Problem requirements ->
Without the pictures, can you quote each line below exactly?

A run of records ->
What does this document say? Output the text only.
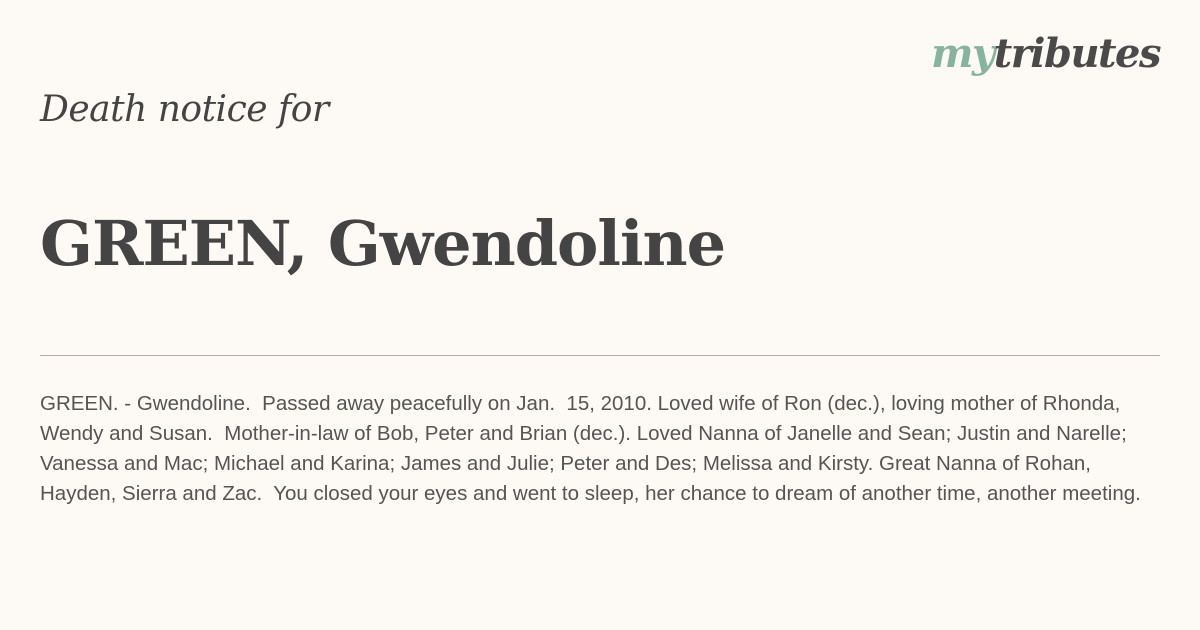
mytributes
Death notice for
GREEN, Gwendoline
GREEN. - Gwendoline.  Passed away peacefully on Jan.  15, 2010. Loved wife of Ron (dec.), loving mother of Rhonda, Wendy and Susan.  Mother-in-law of Bob, Peter and Brian (dec.). Loved Nanna of Janelle and Sean; Justin and Narelle; Vanessa and Mac; Michael and Karina; James and Julie; Peter and Des; Melissa and Kirsty. Great Nanna of Rohan, Hayden, Sierra and Zac.  You closed your eyes and went to sleep, her chance to dream of another time, another meeting.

Task solution ->
What does this document say? Output the text only.
mytributes
Death notice for
GREEN, Gwendoline
GREEN. - Gwendoline.  Passed away peacefully on Jan.  15, 2010. Loved wife of Ron (dec.), loving mother of Rhonda, Wendy and Susan.  Mother-in-law of Bob, Peter and Brian (dec.). Loved Nanna of Janelle and Sean; Justin and Narelle; Vanessa and Mac; Michael and Karina; James and Julie; Peter and Des; Melissa and Kirsty. Great Nanna of Rohan, Hayden, Sierra and Zac.  You closed your eyes and went to sleep, her chance to dream of another time, another meeting.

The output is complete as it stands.